Objective :: Track down each line that has the word "Coppia" and copy it.

======== Raw records ========

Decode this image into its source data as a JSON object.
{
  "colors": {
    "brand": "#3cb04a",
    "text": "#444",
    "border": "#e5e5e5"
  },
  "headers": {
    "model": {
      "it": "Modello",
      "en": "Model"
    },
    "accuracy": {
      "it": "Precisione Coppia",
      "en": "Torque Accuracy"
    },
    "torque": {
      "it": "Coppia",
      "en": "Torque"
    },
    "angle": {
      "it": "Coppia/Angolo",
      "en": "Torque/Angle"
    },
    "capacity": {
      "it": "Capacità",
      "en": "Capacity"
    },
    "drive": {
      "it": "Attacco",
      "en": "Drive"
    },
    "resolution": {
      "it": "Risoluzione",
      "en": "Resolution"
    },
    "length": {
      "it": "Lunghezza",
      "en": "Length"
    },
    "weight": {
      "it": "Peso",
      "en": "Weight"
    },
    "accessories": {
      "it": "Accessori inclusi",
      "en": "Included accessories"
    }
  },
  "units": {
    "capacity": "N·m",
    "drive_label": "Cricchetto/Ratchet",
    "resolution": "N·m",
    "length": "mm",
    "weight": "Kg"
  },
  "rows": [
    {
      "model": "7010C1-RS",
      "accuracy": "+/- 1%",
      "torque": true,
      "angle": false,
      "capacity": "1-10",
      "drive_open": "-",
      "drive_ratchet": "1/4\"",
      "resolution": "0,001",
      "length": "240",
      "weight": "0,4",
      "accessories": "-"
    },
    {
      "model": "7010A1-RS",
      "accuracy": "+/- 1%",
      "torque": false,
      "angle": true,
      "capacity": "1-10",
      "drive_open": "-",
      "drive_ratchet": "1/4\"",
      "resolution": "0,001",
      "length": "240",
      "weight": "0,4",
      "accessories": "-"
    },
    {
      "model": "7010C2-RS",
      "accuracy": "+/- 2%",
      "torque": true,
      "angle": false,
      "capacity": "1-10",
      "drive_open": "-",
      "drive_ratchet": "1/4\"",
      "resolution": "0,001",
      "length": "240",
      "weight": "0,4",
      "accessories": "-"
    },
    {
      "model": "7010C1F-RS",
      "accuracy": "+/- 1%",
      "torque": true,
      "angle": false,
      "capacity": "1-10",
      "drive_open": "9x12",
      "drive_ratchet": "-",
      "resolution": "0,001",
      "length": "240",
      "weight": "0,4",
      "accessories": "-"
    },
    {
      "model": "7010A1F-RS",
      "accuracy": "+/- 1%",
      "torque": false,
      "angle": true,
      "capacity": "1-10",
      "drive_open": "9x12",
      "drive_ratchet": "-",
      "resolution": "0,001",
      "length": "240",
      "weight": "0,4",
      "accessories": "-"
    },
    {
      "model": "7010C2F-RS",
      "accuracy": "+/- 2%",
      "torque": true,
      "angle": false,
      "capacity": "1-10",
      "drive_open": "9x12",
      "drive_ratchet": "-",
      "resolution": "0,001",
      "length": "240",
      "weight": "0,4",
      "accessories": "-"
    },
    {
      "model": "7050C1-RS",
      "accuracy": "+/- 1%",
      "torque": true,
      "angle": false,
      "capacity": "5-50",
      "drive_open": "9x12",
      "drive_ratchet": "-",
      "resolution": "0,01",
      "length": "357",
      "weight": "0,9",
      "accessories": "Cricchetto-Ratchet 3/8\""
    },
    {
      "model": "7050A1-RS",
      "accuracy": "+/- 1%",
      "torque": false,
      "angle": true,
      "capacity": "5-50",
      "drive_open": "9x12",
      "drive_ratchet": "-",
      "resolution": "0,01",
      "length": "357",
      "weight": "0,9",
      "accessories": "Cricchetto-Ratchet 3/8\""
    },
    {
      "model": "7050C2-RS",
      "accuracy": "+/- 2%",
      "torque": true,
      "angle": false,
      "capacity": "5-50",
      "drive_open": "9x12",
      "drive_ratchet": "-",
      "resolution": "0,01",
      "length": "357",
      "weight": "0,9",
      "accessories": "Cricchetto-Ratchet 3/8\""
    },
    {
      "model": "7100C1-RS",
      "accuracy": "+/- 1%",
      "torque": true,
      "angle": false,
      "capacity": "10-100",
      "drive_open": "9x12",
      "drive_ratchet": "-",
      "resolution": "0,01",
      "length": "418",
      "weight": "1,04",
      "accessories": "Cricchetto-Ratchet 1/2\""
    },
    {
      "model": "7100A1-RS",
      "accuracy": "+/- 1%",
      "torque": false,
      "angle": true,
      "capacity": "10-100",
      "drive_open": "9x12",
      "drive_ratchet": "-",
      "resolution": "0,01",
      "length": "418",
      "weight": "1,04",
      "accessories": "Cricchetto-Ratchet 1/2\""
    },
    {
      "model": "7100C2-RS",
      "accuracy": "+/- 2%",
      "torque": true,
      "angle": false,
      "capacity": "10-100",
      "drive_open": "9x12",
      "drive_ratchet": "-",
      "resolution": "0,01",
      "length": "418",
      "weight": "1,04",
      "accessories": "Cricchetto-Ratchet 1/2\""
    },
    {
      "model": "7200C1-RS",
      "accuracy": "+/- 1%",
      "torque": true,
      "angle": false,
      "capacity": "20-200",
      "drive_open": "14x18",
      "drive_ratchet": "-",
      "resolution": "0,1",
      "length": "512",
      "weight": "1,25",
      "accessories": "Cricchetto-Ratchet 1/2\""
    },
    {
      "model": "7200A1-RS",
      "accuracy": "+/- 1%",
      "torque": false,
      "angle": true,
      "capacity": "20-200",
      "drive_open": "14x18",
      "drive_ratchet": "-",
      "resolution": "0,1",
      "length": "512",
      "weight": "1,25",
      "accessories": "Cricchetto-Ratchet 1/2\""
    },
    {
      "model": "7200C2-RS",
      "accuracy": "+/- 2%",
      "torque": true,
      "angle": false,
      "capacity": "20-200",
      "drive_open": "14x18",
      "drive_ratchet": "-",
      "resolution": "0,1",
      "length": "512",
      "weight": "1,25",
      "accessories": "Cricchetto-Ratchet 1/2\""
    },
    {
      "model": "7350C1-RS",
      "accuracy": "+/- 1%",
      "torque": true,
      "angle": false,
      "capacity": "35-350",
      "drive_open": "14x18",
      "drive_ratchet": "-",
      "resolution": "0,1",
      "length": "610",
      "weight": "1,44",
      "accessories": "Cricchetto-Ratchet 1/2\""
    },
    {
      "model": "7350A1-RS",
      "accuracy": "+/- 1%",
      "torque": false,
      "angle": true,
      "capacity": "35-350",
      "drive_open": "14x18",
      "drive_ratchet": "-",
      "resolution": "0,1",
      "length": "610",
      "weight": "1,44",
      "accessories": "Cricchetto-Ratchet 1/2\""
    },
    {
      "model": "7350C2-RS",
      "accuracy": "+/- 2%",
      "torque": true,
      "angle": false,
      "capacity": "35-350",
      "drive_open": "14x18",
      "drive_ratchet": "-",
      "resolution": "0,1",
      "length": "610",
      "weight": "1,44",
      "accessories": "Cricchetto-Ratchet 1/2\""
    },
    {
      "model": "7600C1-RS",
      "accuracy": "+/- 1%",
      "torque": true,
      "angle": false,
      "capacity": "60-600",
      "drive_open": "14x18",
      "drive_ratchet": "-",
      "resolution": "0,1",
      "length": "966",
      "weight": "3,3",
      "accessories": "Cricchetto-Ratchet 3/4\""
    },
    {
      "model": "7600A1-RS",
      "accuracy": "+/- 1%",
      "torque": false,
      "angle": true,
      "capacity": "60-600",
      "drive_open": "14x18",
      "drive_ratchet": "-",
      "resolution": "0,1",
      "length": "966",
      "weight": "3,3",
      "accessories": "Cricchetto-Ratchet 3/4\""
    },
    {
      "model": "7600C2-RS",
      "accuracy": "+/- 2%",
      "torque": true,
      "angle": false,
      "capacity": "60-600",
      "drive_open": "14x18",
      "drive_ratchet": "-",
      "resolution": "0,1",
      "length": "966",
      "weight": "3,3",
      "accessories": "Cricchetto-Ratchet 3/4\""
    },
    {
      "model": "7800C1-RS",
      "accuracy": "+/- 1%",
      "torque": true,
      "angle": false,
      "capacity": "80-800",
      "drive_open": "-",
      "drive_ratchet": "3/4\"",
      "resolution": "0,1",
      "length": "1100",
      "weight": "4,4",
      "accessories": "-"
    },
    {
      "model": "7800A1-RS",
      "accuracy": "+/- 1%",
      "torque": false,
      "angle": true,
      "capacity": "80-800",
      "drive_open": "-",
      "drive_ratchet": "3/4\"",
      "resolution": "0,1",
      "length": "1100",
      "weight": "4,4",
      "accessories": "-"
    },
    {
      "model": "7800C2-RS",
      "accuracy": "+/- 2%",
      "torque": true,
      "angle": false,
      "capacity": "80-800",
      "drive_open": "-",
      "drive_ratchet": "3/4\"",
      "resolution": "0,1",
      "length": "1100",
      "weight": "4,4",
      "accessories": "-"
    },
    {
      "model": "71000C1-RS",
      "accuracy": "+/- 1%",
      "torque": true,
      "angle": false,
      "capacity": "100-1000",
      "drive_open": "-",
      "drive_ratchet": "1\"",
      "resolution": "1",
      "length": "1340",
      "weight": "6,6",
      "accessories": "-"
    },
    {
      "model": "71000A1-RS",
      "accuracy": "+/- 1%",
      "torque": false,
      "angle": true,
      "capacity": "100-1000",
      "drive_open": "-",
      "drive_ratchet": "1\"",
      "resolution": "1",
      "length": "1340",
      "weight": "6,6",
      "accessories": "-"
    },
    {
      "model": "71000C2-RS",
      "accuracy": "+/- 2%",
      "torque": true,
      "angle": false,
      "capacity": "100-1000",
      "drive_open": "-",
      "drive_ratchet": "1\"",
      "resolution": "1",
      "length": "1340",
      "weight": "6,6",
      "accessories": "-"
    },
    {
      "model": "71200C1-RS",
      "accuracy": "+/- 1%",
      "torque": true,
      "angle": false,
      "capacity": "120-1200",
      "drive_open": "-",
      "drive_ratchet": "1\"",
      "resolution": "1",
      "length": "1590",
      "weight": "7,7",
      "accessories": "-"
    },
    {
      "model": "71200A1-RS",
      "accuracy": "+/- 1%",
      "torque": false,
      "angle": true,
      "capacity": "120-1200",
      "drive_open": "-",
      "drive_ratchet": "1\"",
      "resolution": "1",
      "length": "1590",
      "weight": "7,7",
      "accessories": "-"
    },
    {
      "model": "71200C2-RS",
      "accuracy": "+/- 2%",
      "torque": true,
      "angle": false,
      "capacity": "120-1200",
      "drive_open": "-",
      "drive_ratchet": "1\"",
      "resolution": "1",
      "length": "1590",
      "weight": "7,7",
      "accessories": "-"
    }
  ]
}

========

Task response ::
      "it": "Precisione Coppia",
      "it": "Coppia",
      "it": "Coppia/Angolo",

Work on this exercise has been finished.